*Goal*
Select from the data all lines with the word "usage".

*Data records*
## START

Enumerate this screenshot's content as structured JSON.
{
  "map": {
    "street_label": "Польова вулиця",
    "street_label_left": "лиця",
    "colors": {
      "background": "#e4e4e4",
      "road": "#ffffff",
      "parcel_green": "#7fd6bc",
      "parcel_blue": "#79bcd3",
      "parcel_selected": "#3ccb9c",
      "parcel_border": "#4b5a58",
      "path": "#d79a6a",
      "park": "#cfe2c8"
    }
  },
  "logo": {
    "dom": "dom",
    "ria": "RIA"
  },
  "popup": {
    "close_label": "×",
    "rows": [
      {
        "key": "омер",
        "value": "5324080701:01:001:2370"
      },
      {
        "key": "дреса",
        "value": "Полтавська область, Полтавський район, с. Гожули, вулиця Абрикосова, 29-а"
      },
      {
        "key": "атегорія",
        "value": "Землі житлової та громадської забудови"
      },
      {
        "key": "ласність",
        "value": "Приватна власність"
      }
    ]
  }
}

## END
## START

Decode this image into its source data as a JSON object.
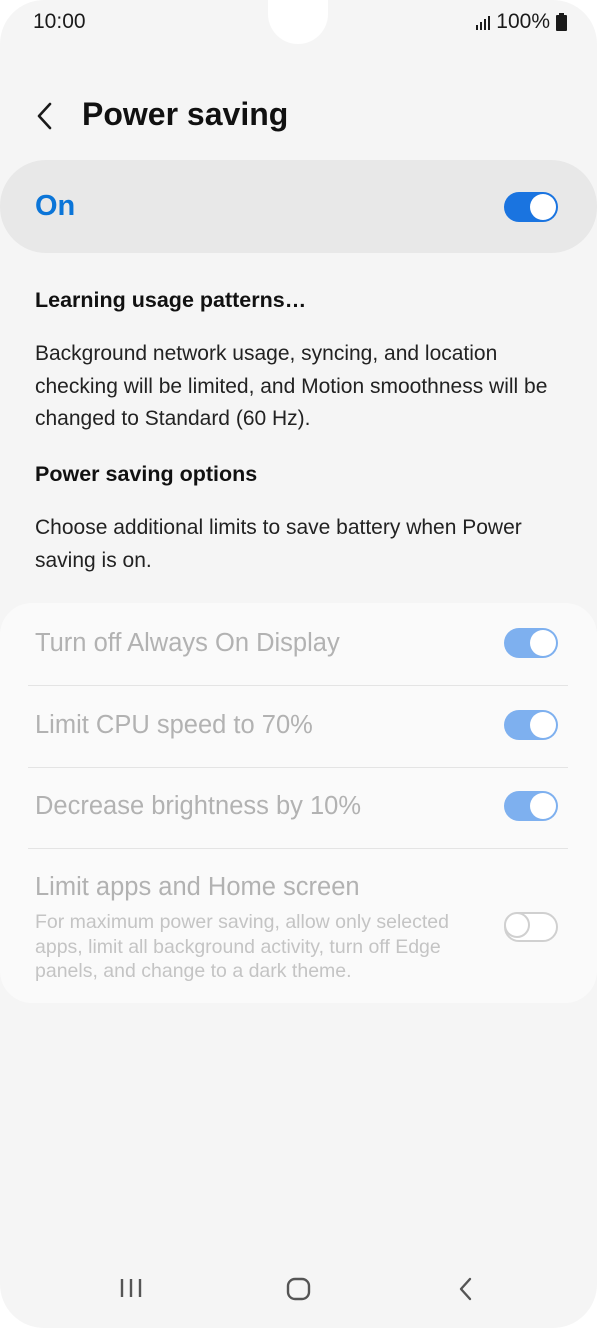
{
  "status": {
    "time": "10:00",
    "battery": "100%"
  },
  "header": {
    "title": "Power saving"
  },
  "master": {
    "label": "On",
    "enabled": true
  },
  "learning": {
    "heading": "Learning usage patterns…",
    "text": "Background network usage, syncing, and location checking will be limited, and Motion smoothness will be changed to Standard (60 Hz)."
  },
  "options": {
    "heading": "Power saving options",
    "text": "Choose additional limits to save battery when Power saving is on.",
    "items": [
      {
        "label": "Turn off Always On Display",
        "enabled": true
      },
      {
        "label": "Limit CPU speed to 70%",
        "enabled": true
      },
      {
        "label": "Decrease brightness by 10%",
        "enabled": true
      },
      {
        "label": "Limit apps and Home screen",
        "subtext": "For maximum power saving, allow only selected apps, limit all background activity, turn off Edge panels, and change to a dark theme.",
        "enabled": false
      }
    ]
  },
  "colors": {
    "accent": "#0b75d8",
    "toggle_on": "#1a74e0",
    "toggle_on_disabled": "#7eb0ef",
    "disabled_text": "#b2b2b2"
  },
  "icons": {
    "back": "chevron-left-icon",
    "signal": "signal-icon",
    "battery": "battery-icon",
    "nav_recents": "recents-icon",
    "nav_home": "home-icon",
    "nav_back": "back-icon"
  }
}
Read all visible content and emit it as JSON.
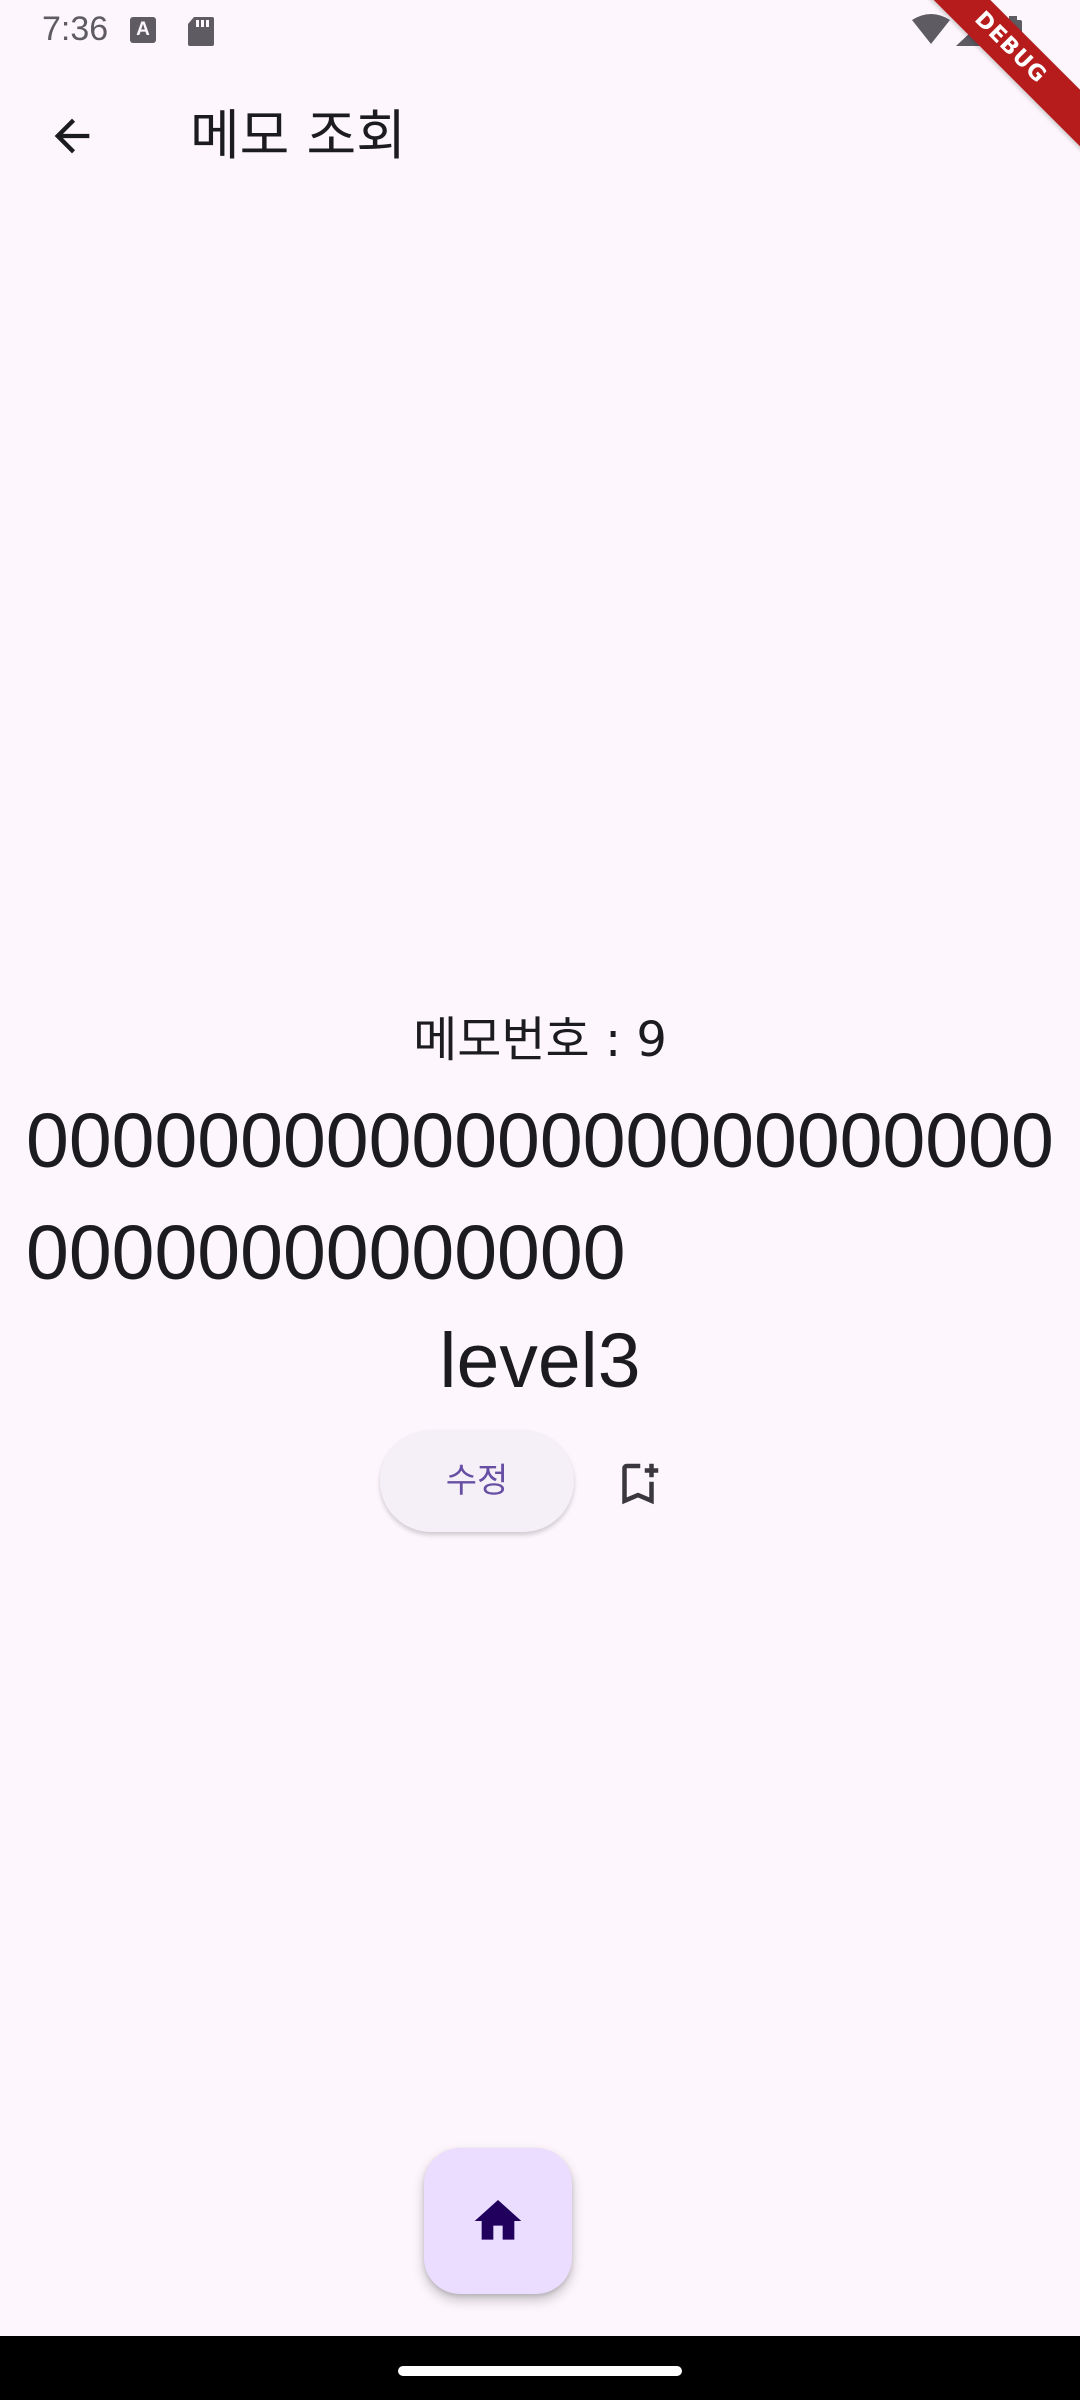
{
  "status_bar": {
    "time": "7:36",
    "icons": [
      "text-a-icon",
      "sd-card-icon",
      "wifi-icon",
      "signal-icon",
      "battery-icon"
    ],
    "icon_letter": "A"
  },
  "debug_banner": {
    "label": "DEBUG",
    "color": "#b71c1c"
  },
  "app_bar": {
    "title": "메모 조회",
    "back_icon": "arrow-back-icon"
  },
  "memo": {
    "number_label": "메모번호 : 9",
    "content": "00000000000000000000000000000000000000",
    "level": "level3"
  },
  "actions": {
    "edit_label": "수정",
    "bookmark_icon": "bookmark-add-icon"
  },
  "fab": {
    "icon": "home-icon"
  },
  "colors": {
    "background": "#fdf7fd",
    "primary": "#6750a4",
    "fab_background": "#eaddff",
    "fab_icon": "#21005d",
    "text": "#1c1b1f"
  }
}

## END

*Final result*
    "heading": "Learning usage patterns…",
    "text": "Background network usage, syncing, and location checking will be limited, and Motion smoothness will be changed to Standard (60 Hz)."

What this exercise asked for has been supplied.